— START OF Given records —

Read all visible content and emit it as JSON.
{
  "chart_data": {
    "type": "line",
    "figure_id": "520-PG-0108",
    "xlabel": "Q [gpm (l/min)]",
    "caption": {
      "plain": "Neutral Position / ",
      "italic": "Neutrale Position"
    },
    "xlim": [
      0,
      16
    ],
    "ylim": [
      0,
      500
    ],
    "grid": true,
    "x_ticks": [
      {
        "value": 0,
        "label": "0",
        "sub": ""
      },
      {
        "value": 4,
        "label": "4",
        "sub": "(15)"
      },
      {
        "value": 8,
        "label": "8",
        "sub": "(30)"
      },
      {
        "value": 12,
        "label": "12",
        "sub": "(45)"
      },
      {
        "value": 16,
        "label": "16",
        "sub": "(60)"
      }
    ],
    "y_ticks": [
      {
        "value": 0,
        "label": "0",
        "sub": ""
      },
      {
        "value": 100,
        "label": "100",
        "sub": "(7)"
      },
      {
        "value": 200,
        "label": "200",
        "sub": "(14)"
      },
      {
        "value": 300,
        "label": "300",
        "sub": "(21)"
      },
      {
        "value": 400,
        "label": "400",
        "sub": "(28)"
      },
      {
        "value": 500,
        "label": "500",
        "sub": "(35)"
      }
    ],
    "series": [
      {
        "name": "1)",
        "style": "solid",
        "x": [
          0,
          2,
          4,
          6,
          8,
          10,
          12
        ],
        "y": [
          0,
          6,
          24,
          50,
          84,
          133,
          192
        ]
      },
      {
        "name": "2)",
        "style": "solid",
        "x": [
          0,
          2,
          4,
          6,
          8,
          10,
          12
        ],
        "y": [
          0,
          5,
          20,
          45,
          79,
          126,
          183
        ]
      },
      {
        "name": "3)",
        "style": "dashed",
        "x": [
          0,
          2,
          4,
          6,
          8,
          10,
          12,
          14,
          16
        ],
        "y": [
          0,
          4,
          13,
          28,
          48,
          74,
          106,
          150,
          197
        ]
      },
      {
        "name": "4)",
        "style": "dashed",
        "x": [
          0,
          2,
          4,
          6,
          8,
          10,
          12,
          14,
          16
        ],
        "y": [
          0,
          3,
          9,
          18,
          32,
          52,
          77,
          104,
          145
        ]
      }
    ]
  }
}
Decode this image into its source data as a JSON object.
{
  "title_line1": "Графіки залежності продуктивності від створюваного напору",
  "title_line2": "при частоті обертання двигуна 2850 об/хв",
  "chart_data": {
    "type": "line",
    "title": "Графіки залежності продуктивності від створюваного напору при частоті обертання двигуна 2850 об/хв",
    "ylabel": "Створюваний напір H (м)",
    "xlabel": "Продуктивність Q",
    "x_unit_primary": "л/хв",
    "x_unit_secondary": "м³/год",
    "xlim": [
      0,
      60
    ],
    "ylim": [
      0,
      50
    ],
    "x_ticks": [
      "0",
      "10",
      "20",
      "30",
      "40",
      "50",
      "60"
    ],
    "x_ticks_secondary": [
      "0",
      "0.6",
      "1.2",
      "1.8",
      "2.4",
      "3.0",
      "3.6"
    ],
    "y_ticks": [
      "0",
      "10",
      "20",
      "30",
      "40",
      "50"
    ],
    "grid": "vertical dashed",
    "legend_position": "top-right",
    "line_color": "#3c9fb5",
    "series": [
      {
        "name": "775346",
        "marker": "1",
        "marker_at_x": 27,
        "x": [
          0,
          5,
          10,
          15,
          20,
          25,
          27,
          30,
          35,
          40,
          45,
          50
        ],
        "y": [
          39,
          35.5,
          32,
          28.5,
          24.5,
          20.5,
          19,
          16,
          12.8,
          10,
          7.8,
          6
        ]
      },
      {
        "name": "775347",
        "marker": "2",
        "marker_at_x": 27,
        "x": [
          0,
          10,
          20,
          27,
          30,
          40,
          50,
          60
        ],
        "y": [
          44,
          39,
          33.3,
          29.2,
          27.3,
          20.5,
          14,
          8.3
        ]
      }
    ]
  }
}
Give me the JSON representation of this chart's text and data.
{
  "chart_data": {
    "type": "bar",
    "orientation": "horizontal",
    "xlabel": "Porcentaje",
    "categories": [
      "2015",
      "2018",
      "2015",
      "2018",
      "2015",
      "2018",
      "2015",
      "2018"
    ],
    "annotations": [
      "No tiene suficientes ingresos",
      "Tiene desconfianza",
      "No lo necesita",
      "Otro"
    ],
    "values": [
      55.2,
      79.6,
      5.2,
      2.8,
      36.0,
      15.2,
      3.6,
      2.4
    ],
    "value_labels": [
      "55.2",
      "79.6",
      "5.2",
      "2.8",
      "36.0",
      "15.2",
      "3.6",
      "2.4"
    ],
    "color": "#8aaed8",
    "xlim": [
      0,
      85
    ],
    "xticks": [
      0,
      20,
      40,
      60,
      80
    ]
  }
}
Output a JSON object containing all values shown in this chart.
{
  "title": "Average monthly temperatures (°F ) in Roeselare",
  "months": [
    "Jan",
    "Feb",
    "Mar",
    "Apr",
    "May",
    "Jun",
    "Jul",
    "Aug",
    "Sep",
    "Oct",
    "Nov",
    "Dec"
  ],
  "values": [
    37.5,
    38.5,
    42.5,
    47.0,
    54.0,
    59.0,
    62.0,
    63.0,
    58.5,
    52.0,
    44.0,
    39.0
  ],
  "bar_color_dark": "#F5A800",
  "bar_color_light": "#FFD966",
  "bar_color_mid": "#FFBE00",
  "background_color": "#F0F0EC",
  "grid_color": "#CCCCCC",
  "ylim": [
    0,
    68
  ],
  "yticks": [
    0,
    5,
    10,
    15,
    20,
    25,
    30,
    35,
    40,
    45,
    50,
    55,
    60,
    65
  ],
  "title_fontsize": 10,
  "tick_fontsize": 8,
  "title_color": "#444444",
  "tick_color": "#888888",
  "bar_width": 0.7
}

— END OF Given records —

• Stated goal
Output all of the data again. Match it exactly.

• Expected output
Read all visible content and emit it as JSON.
{
  "chart_data": {
    "type": "line",
    "figure_id": "520-PG-0108",
    "xlabel": "Q [gpm (l/min)]",
    "caption": {
      "plain": "Neutral Position / ",
      "italic": "Neutrale Position"
    },
    "xlim": [
      0,
      16
    ],
    "ylim": [
      0,
      500
    ],
    "grid": true,
    "x_ticks": [
      {
        "value": 0,
        "label": "0",
        "sub": ""
      },
      {
        "value": 4,
        "label": "4",
        "sub": "(15)"
      },
      {
        "value": 8,
        "label": "8",
        "sub": "(30)"
      },
      {
        "value": 12,
        "label": "12",
        "sub": "(45)"
      },
      {
        "value": 16,
        "label": "16",
        "sub": "(60)"
      }
    ],
    "y_ticks": [
      {
        "value": 0,
        "label": "0",
        "sub": ""
      },
      {
        "value": 100,
        "label": "100",
        "sub": "(7)"
      },
      {
        "value": 200,
        "label": "200",
        "sub": "(14)"
      },
      {
        "value": 300,
        "label": "300",
        "sub": "(21)"
      },
      {
        "value": 400,
        "label": "400",
        "sub": "(28)"
      },
      {
        "value": 500,
        "label": "500",
        "sub": "(35)"
      }
    ],
    "series": [
      {
        "name": "1)",
        "style": "solid",
        "x": [
          0,
          2,
          4,
          6,
          8,
          10,
          12
        ],
        "y": [
          0,
          6,
          24,
          50,
          84,
          133,
          192
        ]
      },
      {
        "name": "2)",
        "style": "solid",
        "x": [
          0,
          2,
          4,
          6,
          8,
          10,
          12
        ],
        "y": [
          0,
          5,
          20,
          45,
          79,
          126,
          183
        ]
      },
      {
        "name": "3)",
        "style": "dashed",
        "x": [
          0,
          2,
          4,
          6,
          8,
          10,
          12,
          14,
          16
        ],
        "y": [
          0,
          4,
          13,
          28,
          48,
          74,
          106,
          150,
          197
        ]
      },
      {
        "name": "4)",
        "style": "dashed",
        "x": [
          0,
          2,
          4,
          6,
          8,
          10,
          12,
          14,
          16
        ],
        "y": [
          0,
          3,
          9,
          18,
          32,
          52,
          77,
          104,
          145
        ]
      }
    ]
  }
}
Decode this image into its source data as a JSON object.
{
  "title_line1": "Графіки залежності продуктивності від створюваного напору",
  "title_line2": "при частоті обертання двигуна 2850 об/хв",
  "chart_data": {
    "type": "line",
    "title": "Графіки залежності продуктивності від створюваного напору при частоті обертання двигуна 2850 об/хв",
    "ylabel": "Створюваний напір H (м)",
    "xlabel": "Продуктивність Q",
    "x_unit_primary": "л/хв",
    "x_unit_secondary": "м³/год",
    "xlim": [
      0,
      60
    ],
    "ylim": [
      0,
      50
    ],
    "x_ticks": [
      "0",
      "10",
      "20",
      "30",
      "40",
      "50",
      "60"
    ],
    "x_ticks_secondary": [
      "0",
      "0.6",
      "1.2",
      "1.8",
      "2.4",
      "3.0",
      "3.6"
    ],
    "y_ticks": [
      "0",
      "10",
      "20",
      "30",
      "40",
      "50"
    ],
    "grid": "vertical dashed",
    "legend_position": "top-right",
    "line_color": "#3c9fb5",
    "series": [
      {
        "name": "775346",
        "marker": "1",
        "marker_at_x": 27,
        "x": [
          0,
          5,
          10,
          15,
          20,
          25,
          27,
          30,
          35,
          40,
          45,
          50
        ],
        "y": [
          39,
          35.5,
          32,
          28.5,
          24.5,
          20.5,
          19,
          16,
          12.8,
          10,
          7.8,
          6
        ]
      },
      {
        "name": "775347",
        "marker": "2",
        "marker_at_x": 27,
        "x": [
          0,
          10,
          20,
          27,
          30,
          40,
          50,
          60
        ],
        "y": [
          44,
          39,
          33.3,
          29.2,
          27.3,
          20.5,
          14,
          8.3
        ]
      }
    ]
  }
}
Give me the JSON representation of this chart's text and data.
{
  "chart_data": {
    "type": "bar",
    "orientation": "horizontal",
    "xlabel": "Porcentaje",
    "categories": [
      "2015",
      "2018",
      "2015",
      "2018",
      "2015",
      "2018",
      "2015",
      "2018"
    ],
    "annotations": [
      "No tiene suficientes ingresos",
      "Tiene desconfianza",
      "No lo necesita",
      "Otro"
    ],
    "values": [
      55.2,
      79.6,
      5.2,
      2.8,
      36.0,
      15.2,
      3.6,
      2.4
    ],
    "value_labels": [
      "55.2",
      "79.6",
      "5.2",
      "2.8",
      "36.0",
      "15.2",
      "3.6",
      "2.4"
    ],
    "color": "#8aaed8",
    "xlim": [
      0,
      85
    ],
    "xticks": [
      0,
      20,
      40,
      60,
      80
    ]
  }
}
Output a JSON object containing all values shown in this chart.
{
  "title": "Average monthly temperatures (°F ) in Roeselare",
  "months": [
    "Jan",
    "Feb",
    "Mar",
    "Apr",
    "May",
    "Jun",
    "Jul",
    "Aug",
    "Sep",
    "Oct",
    "Nov",
    "Dec"
  ],
  "values": [
    37.5,
    38.5,
    42.5,
    47.0,
    54.0,
    59.0,
    62.0,
    63.0,
    58.5,
    52.0,
    44.0,
    39.0
  ],
  "bar_color_dark": "#F5A800",
  "bar_color_light": "#FFD966",
  "bar_color_mid": "#FFBE00",
  "background_color": "#F0F0EC",
  "grid_color": "#CCCCCC",
  "ylim": [
    0,
    68
  ],
  "yticks": [
    0,
    5,
    10,
    15,
    20,
    25,
    30,
    35,
    40,
    45,
    50,
    55,
    60,
    65
  ],
  "title_fontsize": 10,
  "tick_fontsize": 8,
  "title_color": "#444444",
  "tick_color": "#888888",
  "bar_width": 0.7
}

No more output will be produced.